- _Excerpt to read_
However, Scott had posted her picture on the website Models.com, and in 2008, she was contacted by Click Model Management of New York City. Elle Girl featured her in a video including her Click new model training. At the time, she was 24, which was considered old for a model. The agency asked her to lie about her age, and for her first few years modeling, she claimed to have been born in 1990.

Even with an agency contract, Scott wasn't immediately successful. In early 2009 Scott's work was handing out flyers on a street corner when she got a call from fashion house Calvin Klein. That February, during New York Fashion Week (NYFW), she became the first Black model to sign an exclusive runway contract with Calvin Klein. Bethann Hardison said that no model in recent history had made such an impact.

Other prestigious modeling jobs followed: in her first years as a model, she modeled for Vera Wang, DKNY, Baby Phat, Fendi, Gucci, Louis Vuitton, and the 2009 Victoria's Secret Fashion Show, and appeared in the magazines Italian Elle, Teen Vogue, and W. Style.com listed her as a top 10 newcomer. In the 2010 fall NYFW, she was the only black model walking runways for Prada. She also changed agencies to Elite Model Management, which was more accepting of her actual age.

- _Given entries_
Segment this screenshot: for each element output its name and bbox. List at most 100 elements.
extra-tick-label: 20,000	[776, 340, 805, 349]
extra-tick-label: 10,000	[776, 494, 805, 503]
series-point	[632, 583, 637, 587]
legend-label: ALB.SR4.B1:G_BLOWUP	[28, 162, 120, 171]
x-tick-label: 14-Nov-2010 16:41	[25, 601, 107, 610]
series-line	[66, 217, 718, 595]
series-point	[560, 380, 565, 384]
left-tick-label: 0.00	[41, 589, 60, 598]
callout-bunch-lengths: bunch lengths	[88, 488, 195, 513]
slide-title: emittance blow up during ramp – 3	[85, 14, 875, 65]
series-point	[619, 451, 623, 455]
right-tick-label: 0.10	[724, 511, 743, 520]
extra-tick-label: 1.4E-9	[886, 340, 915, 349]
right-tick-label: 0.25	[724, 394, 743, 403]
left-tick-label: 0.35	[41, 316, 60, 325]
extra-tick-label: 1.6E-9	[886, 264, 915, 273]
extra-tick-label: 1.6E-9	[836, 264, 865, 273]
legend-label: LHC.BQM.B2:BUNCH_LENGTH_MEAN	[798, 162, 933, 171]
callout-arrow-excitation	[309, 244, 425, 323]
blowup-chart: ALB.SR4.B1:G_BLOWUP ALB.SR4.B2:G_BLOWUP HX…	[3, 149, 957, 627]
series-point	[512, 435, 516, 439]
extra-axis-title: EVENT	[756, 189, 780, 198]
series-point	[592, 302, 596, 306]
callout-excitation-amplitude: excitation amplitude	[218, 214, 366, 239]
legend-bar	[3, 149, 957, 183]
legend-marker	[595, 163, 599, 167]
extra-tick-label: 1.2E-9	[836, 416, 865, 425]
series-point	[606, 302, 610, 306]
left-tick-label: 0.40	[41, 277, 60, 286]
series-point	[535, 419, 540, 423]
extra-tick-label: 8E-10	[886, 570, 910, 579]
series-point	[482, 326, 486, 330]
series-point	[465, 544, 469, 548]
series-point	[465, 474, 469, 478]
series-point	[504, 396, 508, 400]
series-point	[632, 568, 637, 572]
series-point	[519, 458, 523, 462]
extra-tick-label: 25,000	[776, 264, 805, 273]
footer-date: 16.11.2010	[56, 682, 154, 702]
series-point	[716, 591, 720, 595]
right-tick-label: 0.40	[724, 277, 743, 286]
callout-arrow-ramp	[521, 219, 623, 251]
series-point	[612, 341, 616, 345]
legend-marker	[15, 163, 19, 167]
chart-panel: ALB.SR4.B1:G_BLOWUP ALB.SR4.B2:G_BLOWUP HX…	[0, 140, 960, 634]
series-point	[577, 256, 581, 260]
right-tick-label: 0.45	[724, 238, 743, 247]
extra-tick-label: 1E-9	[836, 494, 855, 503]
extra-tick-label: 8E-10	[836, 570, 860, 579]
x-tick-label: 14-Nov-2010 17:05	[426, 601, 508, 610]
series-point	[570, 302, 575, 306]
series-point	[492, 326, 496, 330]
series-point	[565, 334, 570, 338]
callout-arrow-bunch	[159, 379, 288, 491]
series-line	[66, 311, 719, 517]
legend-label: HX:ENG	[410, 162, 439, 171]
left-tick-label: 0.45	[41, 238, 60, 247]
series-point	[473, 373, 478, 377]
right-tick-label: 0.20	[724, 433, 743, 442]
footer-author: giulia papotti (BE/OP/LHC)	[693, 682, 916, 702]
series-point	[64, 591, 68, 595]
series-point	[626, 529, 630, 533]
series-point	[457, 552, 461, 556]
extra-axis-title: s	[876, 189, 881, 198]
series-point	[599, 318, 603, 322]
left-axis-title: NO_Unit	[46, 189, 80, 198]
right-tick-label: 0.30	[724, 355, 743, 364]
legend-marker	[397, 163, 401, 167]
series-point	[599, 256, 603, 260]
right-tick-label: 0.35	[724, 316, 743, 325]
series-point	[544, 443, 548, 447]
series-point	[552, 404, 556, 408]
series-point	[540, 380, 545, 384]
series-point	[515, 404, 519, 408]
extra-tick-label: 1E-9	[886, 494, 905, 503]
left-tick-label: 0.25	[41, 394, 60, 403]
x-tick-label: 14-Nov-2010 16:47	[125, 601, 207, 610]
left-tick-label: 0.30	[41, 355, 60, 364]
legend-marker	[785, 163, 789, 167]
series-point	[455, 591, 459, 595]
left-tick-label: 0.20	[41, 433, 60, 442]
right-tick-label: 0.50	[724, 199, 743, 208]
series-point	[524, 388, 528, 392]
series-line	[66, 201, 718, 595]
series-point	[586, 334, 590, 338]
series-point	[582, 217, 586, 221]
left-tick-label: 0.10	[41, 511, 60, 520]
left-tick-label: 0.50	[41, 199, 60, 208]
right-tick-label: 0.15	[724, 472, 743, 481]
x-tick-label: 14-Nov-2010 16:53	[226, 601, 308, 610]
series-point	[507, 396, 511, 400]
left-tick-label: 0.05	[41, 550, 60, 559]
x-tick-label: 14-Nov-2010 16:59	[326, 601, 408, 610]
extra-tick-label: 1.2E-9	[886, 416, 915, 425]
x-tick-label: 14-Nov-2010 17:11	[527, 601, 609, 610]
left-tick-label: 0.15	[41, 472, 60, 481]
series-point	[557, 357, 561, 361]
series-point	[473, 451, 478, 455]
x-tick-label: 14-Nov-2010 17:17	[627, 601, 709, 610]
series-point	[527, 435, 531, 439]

- _To do_
In the passage on Scott's modeling career, which agency did Scott move to because it was more accepting of her actual age?

- _Solution to this exercise_
Elite Model Management